• Supplied data:
──────

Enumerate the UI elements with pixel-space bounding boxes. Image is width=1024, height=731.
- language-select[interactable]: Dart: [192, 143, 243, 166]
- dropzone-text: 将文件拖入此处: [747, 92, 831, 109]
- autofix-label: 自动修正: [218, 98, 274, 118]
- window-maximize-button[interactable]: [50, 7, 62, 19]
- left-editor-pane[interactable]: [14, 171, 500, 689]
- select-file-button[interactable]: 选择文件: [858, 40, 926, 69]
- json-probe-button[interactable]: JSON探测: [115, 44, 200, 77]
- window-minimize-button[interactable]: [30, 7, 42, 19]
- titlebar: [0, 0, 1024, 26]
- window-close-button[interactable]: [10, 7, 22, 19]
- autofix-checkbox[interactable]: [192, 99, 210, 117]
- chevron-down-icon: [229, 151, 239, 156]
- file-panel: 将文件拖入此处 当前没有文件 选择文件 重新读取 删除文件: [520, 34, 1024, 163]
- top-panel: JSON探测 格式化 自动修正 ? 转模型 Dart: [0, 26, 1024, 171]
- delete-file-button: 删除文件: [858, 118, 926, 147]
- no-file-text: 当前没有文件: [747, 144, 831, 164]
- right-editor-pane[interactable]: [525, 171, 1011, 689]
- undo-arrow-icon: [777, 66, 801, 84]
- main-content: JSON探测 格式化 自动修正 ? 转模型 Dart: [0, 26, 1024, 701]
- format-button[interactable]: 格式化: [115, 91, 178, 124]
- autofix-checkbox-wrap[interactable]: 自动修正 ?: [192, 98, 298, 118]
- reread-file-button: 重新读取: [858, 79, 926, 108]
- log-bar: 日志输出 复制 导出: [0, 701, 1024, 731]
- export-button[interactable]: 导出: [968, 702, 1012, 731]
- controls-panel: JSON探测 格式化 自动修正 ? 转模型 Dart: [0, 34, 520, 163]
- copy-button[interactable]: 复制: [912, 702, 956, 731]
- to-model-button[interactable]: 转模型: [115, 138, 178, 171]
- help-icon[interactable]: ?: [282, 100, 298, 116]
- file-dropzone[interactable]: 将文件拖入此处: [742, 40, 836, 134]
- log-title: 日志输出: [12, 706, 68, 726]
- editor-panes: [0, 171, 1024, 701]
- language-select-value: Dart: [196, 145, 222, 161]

──────

• Aim: Reproduce all of the records above verbatim, line for line.

• Complete response:
Enumerate the UI elements with pixel-space bounding boxes. Image is width=1024, height=731.
- language-select[interactable]: Dart: [192, 143, 243, 166]
- dropzone-text: 将文件拖入此处: [747, 92, 831, 109]
- autofix-label: 自动修正: [218, 98, 274, 118]
- window-maximize-button[interactable]: [50, 7, 62, 19]
- left-editor-pane[interactable]: [14, 171, 500, 689]
- select-file-button[interactable]: 选择文件: [858, 40, 926, 69]
- json-probe-button[interactable]: JSON探测: [115, 44, 200, 77]
- window-minimize-button[interactable]: [30, 7, 42, 19]
- titlebar: [0, 0, 1024, 26]
- window-close-button[interactable]: [10, 7, 22, 19]
- autofix-checkbox[interactable]: [192, 99, 210, 117]
- chevron-down-icon: [229, 151, 239, 156]
- file-panel: 将文件拖入此处 当前没有文件 选择文件 重新读取 删除文件: [520, 34, 1024, 163]
- top-panel: JSON探测 格式化 自动修正 ? 转模型 Dart: [0, 26, 1024, 171]
- delete-file-button: 删除文件: [858, 118, 926, 147]
- no-file-text: 当前没有文件: [747, 144, 831, 164]
- right-editor-pane[interactable]: [525, 171, 1011, 689]
- undo-arrow-icon: [777, 66, 801, 84]
- main-content: JSON探测 格式化 自动修正 ? 转模型 Dart: [0, 26, 1024, 701]
- format-button[interactable]: 格式化: [115, 91, 178, 124]
- autofix-checkbox-wrap[interactable]: 自动修正 ?: [192, 98, 298, 118]
- reread-file-button: 重新读取: [858, 79, 926, 108]
- log-bar: 日志输出 复制 导出: [0, 701, 1024, 731]
- export-button[interactable]: 导出: [968, 702, 1012, 731]
- controls-panel: JSON探测 格式化 自动修正 ? 转模型 Dart: [0, 34, 520, 163]
- copy-button[interactable]: 复制: [912, 702, 956, 731]
- to-model-button[interactable]: 转模型: [115, 138, 178, 171]
- help-icon[interactable]: ?: [282, 100, 298, 116]
- file-dropzone[interactable]: 将文件拖入此处: [742, 40, 836, 134]
- log-title: 日志输出: [12, 706, 68, 726]
- editor-panes: [0, 171, 1024, 701]
- language-select-value: Dart: [196, 145, 222, 161]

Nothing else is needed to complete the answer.